(Excerpts from a transcription dataset)

####################

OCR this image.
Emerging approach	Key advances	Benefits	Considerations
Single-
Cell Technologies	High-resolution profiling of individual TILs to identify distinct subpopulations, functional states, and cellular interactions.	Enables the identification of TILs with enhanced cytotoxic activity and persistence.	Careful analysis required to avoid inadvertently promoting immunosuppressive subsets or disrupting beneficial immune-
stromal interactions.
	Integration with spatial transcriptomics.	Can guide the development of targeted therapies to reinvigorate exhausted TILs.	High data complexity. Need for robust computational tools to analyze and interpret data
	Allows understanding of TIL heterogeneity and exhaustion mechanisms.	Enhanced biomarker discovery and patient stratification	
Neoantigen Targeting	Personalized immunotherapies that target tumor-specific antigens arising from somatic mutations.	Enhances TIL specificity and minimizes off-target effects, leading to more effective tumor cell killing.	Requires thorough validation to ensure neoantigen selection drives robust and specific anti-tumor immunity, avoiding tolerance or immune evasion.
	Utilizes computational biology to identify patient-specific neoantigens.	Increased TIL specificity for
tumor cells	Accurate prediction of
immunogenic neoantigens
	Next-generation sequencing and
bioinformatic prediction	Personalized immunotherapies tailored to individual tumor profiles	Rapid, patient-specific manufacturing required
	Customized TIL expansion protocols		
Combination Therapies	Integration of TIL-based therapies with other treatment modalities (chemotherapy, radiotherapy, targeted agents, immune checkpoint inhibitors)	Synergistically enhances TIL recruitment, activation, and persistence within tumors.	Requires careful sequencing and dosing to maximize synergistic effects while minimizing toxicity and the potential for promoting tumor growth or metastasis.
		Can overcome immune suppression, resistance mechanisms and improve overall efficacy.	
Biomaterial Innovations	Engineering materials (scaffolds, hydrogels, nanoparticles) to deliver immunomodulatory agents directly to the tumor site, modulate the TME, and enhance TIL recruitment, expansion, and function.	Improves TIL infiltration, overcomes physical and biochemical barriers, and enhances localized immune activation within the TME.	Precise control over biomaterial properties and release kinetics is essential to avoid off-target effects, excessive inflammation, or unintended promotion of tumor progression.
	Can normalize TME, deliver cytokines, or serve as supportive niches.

####################

*Your assignment*
Work through the records above and count the lines that hold the string "specific". Please give only that figure.

*Exercise output*
3